Provided records
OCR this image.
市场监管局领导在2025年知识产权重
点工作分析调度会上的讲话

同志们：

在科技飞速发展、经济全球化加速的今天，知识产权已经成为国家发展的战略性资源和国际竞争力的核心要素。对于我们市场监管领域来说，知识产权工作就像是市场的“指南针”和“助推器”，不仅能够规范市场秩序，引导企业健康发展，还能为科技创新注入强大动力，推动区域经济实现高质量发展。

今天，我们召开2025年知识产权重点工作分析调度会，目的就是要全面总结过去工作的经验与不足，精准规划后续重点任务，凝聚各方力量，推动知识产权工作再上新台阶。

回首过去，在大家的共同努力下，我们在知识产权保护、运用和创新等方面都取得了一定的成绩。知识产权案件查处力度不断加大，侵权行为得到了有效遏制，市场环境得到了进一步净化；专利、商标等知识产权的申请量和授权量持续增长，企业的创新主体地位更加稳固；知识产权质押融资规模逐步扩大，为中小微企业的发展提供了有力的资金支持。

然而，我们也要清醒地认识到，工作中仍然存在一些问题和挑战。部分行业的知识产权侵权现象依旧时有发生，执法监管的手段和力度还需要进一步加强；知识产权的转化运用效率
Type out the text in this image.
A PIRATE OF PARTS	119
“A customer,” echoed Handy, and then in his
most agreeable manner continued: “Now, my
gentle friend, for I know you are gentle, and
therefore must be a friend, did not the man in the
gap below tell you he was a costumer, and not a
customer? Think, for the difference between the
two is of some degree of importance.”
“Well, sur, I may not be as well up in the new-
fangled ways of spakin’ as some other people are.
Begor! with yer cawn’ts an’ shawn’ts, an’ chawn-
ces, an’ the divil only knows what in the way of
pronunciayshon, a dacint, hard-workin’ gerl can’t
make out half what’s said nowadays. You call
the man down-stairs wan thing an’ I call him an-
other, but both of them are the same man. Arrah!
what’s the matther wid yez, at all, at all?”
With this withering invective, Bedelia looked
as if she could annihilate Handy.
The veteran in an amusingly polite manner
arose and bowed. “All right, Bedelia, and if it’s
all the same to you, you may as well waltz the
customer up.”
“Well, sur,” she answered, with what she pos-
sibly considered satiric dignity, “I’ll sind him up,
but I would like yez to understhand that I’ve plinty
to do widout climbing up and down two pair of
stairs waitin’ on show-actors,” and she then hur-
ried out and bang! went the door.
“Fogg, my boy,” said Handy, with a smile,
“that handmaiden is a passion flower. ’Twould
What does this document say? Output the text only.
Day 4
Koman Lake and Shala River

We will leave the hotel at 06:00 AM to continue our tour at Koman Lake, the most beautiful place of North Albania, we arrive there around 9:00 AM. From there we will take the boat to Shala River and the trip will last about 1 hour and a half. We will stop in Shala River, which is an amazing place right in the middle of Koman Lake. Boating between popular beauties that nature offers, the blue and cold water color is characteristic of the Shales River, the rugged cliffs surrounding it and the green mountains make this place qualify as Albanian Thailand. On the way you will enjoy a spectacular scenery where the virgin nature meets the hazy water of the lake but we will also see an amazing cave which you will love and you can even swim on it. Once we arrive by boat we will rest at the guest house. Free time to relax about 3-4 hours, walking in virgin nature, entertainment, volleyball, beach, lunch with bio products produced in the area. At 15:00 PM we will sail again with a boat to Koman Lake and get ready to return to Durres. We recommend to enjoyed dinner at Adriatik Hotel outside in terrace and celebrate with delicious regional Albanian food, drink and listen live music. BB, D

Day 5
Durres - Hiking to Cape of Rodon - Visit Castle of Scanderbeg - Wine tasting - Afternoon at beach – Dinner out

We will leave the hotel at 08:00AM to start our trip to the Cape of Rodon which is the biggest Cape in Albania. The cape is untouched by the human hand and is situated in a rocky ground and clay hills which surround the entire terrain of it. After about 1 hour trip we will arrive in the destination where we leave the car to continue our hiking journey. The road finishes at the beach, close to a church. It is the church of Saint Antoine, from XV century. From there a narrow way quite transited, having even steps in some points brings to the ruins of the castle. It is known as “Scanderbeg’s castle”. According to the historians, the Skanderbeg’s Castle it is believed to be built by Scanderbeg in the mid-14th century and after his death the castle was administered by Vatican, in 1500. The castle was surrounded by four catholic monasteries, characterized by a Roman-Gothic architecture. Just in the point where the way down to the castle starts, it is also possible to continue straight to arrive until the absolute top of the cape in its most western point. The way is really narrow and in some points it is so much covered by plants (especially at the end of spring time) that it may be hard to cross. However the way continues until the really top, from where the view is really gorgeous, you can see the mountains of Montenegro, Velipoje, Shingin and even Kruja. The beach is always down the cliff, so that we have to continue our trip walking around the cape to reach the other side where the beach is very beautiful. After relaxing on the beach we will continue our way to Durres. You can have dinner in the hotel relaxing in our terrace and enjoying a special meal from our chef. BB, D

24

Set task
Identify each line in the records above that contains the word "call", and copy it out in full.

Written response
make out half what’s said nowadays. You call
the man down-stairs wan thing an’ I call him an-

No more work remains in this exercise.